*Provided data*:
-----
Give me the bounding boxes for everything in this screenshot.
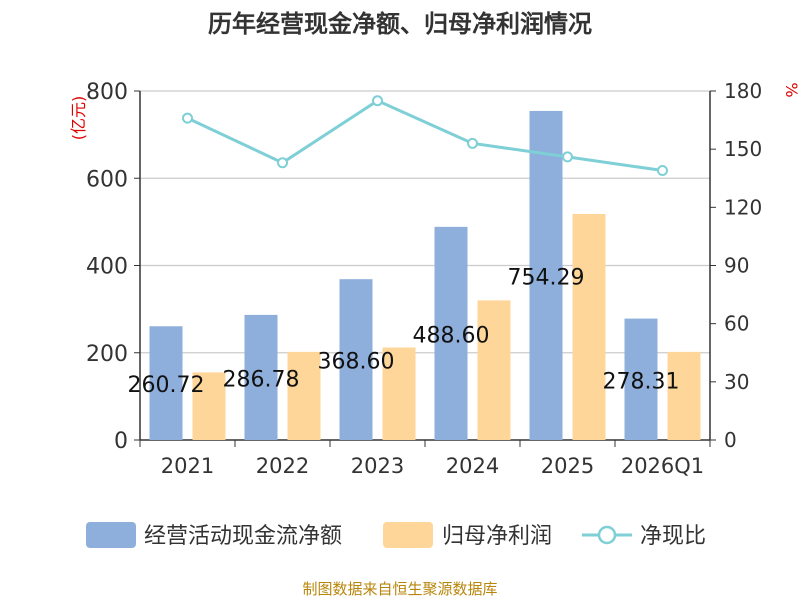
legend-label: 净现比	[640, 524, 706, 549]
bar	[339, 279, 373, 440]
chart-title: 历年经营现金净额、归母净利润情况	[208, 10, 592, 38]
right-axis-tick-label: 30	[724, 370, 749, 394]
x-axis-tick-label: 2022	[256, 454, 309, 478]
data-labels: 260.72 286.78 368.60 488.60 754.29 278.31	[128, 265, 680, 398]
bar	[667, 351, 701, 440]
legend: 经营活动现金流净额 归母净利润 净现比	[86, 522, 706, 549]
bar-value-label: 754.29	[508, 265, 585, 290]
axes: 0 200 400 600 800 0 30 60 90 120 150 180 2021 2022 202…	[86, 79, 762, 478]
line-point	[562, 151, 573, 163]
bar-value-label: 260.72	[128, 373, 205, 398]
bar	[287, 351, 321, 440]
bar	[434, 226, 468, 440]
left-axis-tick-label: 400	[86, 255, 128, 280]
ratio-line	[186, 98, 663, 172]
bar-value-label: 368.60	[318, 350, 395, 375]
bar-value-label: 488.60	[413, 323, 490, 348]
bar-value-label: 286.78	[223, 367, 300, 392]
line-point	[657, 164, 668, 176]
bar-value-label: 278.31	[603, 369, 680, 394]
left-axis-tick-label: 800	[86, 80, 128, 105]
source-note: 制图数据来自恒生聚源数据库	[302, 580, 497, 598]
legend-swatch	[383, 522, 433, 548]
right-axis-unit: %	[782, 82, 800, 97]
left-axis-tick-label: 200	[86, 342, 128, 367]
x-axis-tick-label: 2026Q1	[621, 454, 704, 478]
right-axis-tick-label: 150	[724, 137, 762, 161]
bar	[624, 318, 658, 440]
right-axis-tick-label: 60	[724, 312, 749, 336]
right-axis-tick-label: 120	[724, 195, 762, 219]
x-axis-tick-label: 2023	[351, 454, 404, 478]
legend-label: 经营活动现金流净额	[144, 524, 342, 549]
left-axis-tick-label: 0	[114, 429, 128, 454]
right-axis-tick-label: 90	[724, 254, 749, 278]
bar	[192, 372, 226, 440]
legend-marker	[597, 525, 617, 545]
x-axis-tick-label: 2025	[541, 454, 594, 478]
legend-label: 归母净利润	[442, 524, 552, 549]
line-point	[182, 112, 193, 124]
line-point	[372, 95, 383, 107]
x-axis-tick-label: 2024	[446, 454, 499, 478]
bar	[529, 110, 563, 441]
bar	[572, 214, 606, 440]
right-axis-tick-label: 180	[724, 79, 762, 103]
line-point	[467, 137, 478, 149]
line-series	[182, 95, 668, 176]
legend-swatch	[86, 522, 136, 548]
line-point	[277, 157, 288, 169]
bar	[382, 347, 416, 440]
left-axis-unit: (亿元)	[69, 96, 88, 141]
x-axis-tick-label: 2021	[161, 454, 214, 478]
bars	[149, 110, 701, 441]
left-axis-tick-label: 600	[86, 167, 128, 192]
bar	[477, 300, 511, 440]
bar	[244, 314, 278, 440]
right-axis-tick-label: 0	[724, 428, 737, 452]
grid	[140, 90, 710, 354]
bar	[149, 326, 183, 440]
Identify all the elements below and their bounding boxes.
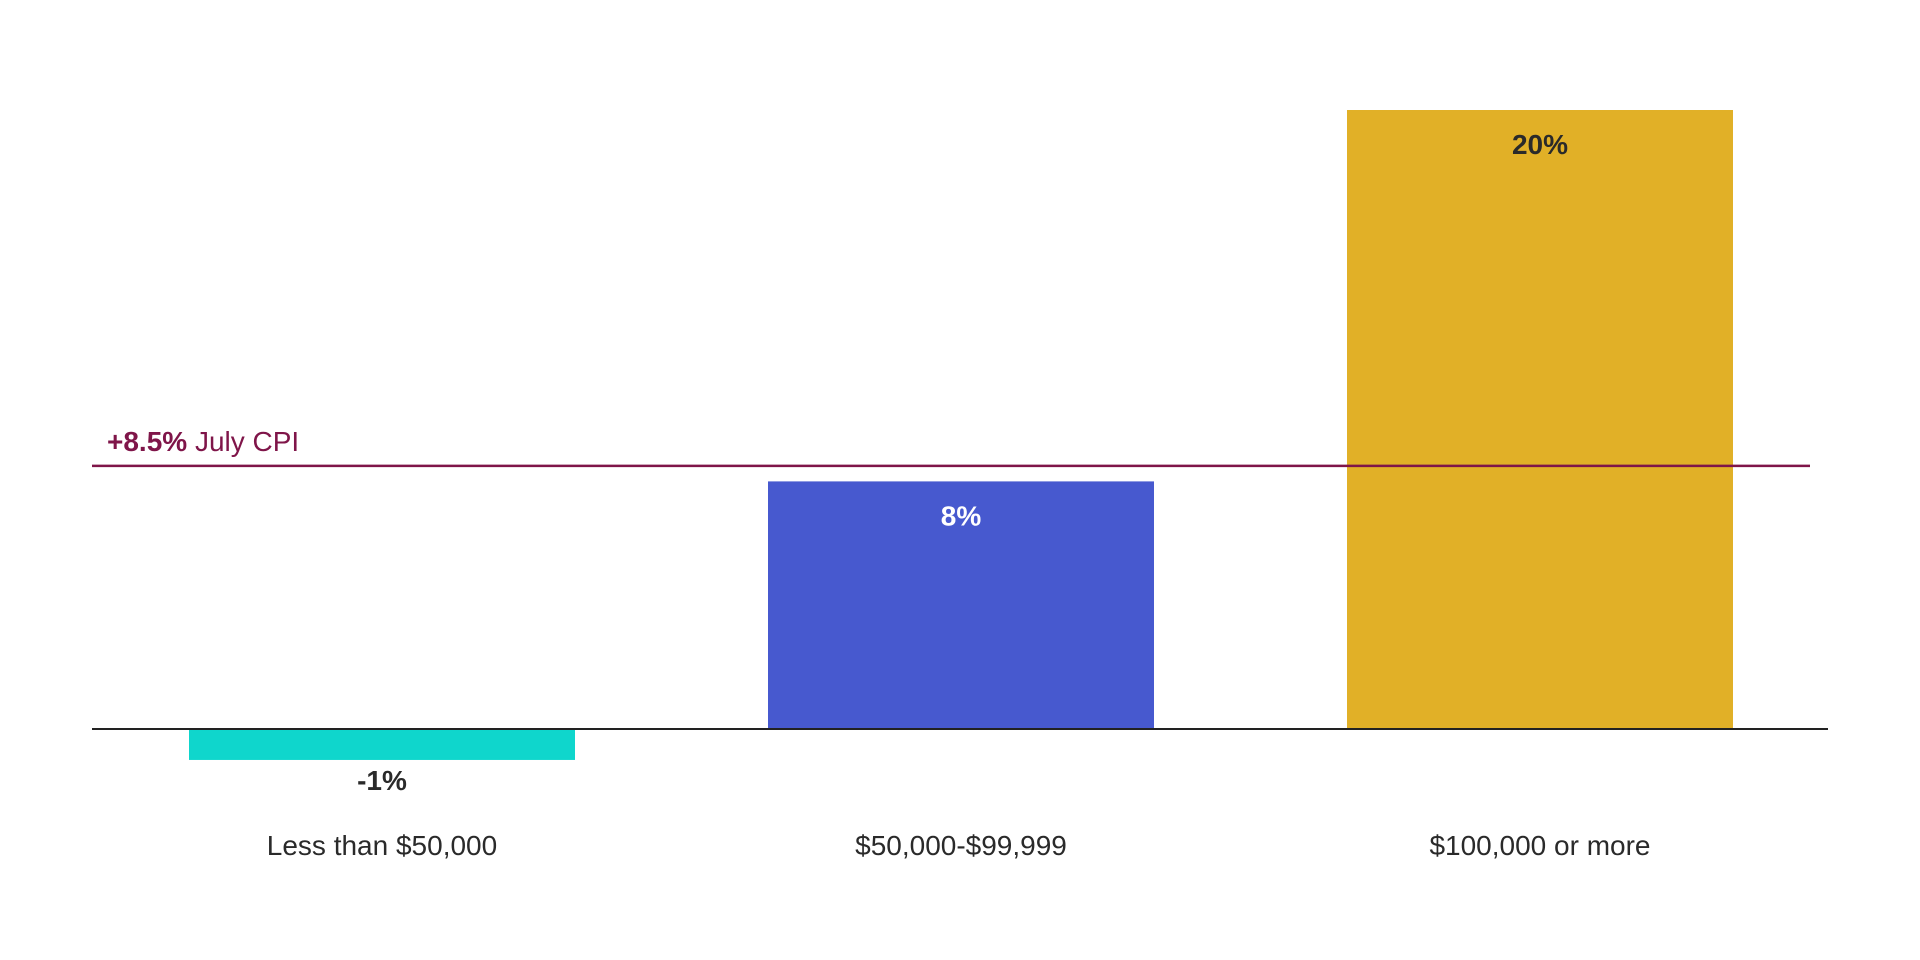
cpi-text: July CPI	[187, 426, 299, 457]
value-label: -1%	[357, 765, 407, 796]
cpi-reference-label: +8.5% July CPI	[107, 426, 299, 457]
bar	[189, 729, 575, 760]
category-label: $50,000-$99,999	[855, 830, 1067, 861]
category-label: $100,000 or more	[1429, 830, 1650, 861]
value-label: 8%	[941, 500, 982, 531]
cpi-value: +8.5%	[107, 426, 187, 457]
category-label: Less than $50,000	[267, 830, 497, 861]
bar	[768, 481, 1154, 729]
bar	[1347, 110, 1733, 729]
value-label: 20%	[1512, 129, 1568, 160]
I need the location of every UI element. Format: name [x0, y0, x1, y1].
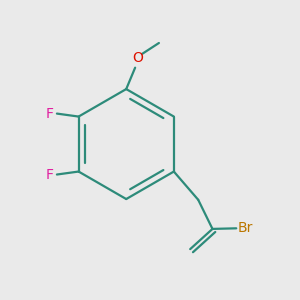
-----
*Your task*: Copy the rows above verbatim, from the line with "524, 706, 549]" to the line with "318, 658, 440]", including both of those lines.

*Output of the task*:
legend-label: 净现比	[640, 524, 706, 549]
bar	[339, 279, 373, 440]
chart-title: 历年经营现金净额、归母净利润情况	[208, 10, 592, 38]
right-axis-tick-label: 30	[724, 370, 749, 394]
x-axis-tick-label: 2022	[256, 454, 309, 478]
data-labels: 260.72 286.78 368.60 488.60 754.29 278.31	[128, 265, 680, 398]
bar	[667, 351, 701, 440]
legend: 经营活动现金流净额 归母净利润 净现比	[86, 522, 706, 549]
bar-value-label: 754.29	[508, 265, 585, 290]
axes: 0 200 400 600 800 0 30 60 90 120 150 180 2021 2022 202…	[86, 79, 762, 478]
line-point	[562, 151, 573, 163]
bar-value-label: 260.72	[128, 373, 205, 398]
bar	[287, 351, 321, 440]
bar	[434, 226, 468, 440]
left-axis-tick-label: 400	[86, 255, 128, 280]
ratio-line	[186, 98, 663, 172]
bar-value-label: 368.60	[318, 350, 395, 375]
bar-value-label: 488.60	[413, 323, 490, 348]
bar-value-label: 286.78	[223, 367, 300, 392]
line-point	[657, 164, 668, 176]
bar-value-label: 278.31	[603, 369, 680, 394]
left-axis-tick-label: 800	[86, 80, 128, 105]
source-note: 制图数据来自恒生聚源数据库	[302, 580, 497, 598]
legend-swatch	[383, 522, 433, 548]
right-axis-unit: %	[782, 82, 800, 97]
left-axis-tick-label: 200	[86, 342, 128, 367]
x-axis-tick-label: 2026Q1	[621, 454, 704, 478]
right-axis-tick-label: 150	[724, 137, 762, 161]
bar	[624, 318, 658, 440]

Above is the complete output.